WHAT IS EXPECTED |
Copy out all lines that hold "Trocas".

----------

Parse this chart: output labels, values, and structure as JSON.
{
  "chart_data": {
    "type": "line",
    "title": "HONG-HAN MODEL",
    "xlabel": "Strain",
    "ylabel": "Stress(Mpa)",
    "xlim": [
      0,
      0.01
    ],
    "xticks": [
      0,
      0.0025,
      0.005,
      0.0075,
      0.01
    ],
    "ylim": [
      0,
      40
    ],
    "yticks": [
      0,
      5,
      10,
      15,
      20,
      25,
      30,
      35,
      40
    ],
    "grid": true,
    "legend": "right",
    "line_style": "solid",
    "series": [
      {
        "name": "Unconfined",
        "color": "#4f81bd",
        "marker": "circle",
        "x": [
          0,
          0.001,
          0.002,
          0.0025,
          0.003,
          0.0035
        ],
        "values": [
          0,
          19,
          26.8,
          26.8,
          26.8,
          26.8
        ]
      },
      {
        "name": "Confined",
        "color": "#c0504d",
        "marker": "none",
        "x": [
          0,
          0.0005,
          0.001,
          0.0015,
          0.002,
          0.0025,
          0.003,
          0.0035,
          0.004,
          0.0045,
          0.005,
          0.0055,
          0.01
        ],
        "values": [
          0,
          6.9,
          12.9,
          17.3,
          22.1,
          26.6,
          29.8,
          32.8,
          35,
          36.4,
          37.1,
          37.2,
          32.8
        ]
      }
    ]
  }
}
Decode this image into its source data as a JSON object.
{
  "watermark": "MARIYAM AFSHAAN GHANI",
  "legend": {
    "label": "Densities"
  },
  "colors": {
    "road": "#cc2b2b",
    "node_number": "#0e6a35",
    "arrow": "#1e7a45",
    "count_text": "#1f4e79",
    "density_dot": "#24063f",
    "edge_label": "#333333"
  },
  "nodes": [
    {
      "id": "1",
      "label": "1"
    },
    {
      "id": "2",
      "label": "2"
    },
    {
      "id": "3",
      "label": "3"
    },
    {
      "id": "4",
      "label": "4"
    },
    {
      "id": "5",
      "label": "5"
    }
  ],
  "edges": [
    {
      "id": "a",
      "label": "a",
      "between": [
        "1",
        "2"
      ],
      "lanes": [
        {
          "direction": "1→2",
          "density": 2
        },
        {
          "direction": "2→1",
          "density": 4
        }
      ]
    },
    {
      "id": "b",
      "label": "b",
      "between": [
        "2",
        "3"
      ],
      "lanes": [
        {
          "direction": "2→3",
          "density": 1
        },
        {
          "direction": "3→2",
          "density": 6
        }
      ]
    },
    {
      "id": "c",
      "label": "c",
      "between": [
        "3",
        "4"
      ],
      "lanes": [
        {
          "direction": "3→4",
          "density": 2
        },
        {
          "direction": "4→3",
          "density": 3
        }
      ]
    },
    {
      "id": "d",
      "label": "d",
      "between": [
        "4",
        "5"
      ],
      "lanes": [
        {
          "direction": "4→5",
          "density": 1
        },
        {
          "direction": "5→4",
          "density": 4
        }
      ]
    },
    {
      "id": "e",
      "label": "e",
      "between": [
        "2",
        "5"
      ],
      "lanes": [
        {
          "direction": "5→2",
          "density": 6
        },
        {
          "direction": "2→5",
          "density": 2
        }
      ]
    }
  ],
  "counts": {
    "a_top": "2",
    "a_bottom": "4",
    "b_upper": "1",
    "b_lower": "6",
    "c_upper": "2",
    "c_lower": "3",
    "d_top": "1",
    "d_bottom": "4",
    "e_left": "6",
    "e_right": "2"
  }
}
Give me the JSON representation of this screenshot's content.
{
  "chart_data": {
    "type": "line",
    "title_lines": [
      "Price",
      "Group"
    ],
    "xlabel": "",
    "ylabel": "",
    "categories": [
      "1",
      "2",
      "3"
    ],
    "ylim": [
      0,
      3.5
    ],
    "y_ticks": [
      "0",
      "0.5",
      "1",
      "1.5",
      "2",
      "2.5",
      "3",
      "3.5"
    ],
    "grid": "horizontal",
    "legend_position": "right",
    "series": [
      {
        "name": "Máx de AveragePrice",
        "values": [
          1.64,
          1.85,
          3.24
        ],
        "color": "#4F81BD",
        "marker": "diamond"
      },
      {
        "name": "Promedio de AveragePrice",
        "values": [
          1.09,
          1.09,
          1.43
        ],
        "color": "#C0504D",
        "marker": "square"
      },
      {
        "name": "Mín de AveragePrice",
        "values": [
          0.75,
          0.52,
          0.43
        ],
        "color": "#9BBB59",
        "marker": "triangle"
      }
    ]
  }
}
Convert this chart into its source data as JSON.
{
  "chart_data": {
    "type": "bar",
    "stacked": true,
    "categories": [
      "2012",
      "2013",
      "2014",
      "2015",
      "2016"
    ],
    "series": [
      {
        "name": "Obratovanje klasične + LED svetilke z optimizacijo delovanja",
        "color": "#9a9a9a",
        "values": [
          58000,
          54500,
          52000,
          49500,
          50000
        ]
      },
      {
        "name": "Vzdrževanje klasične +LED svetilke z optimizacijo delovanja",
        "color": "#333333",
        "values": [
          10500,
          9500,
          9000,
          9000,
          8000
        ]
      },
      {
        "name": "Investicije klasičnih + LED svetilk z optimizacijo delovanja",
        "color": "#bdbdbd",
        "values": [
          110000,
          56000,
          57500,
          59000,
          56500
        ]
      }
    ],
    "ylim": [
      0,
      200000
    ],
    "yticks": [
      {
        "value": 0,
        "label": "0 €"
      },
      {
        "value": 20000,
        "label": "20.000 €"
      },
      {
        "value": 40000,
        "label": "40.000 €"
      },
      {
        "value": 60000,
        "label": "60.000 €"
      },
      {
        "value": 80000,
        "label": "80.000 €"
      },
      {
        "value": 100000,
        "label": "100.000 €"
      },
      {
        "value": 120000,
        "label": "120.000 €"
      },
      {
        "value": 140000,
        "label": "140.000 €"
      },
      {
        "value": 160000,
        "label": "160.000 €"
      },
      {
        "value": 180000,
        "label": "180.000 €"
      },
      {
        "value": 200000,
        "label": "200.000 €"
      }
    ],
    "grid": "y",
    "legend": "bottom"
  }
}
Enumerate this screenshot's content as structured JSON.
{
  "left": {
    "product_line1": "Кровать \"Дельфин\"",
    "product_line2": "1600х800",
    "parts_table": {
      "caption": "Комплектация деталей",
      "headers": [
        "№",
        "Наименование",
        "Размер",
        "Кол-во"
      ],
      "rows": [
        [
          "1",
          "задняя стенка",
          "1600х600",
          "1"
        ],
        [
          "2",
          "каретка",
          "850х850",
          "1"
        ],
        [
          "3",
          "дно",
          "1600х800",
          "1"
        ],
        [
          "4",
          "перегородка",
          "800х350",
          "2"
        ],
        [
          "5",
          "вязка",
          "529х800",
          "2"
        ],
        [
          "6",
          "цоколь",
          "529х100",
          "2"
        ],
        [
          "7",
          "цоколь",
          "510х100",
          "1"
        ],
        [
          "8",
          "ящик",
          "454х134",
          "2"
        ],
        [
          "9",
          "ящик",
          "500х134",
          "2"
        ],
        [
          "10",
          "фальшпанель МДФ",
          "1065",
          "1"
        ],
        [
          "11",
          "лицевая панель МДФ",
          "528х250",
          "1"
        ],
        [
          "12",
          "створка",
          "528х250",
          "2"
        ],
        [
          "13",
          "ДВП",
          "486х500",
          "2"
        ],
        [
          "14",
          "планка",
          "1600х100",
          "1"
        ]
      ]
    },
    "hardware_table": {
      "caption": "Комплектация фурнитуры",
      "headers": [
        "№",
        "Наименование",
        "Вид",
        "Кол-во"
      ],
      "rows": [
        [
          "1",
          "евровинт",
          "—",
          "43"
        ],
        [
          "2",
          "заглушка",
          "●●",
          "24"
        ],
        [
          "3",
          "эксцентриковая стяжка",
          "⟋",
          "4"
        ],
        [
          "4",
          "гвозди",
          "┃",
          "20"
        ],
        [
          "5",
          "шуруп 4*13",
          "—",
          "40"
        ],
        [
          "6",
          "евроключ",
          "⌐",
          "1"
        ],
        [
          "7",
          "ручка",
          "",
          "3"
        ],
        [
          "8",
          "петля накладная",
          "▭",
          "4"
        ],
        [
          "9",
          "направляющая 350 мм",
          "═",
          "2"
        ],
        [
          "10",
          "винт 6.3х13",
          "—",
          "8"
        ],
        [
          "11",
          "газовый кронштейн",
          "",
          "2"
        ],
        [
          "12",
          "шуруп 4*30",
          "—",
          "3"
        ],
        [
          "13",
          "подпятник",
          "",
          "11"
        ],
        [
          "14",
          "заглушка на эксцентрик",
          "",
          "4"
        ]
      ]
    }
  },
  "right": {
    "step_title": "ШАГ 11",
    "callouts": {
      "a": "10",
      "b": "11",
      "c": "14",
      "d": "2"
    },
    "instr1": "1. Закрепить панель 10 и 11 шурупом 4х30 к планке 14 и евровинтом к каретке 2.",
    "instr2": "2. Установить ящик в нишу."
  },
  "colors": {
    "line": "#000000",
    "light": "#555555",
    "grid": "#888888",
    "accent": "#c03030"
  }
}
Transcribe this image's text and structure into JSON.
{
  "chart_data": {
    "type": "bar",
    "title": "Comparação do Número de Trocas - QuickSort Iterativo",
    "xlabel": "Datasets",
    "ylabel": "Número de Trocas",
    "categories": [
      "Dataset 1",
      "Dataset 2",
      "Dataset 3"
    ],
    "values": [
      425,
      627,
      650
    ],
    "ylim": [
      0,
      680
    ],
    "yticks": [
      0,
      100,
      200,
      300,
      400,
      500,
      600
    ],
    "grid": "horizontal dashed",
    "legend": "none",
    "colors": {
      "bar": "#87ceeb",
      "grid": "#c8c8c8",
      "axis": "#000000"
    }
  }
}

----------

RESULT OF THIS TASK |
    "title": "Comparação do Número de Trocas - QuickSort Iterativo",
    "ylabel": "Número de Trocas",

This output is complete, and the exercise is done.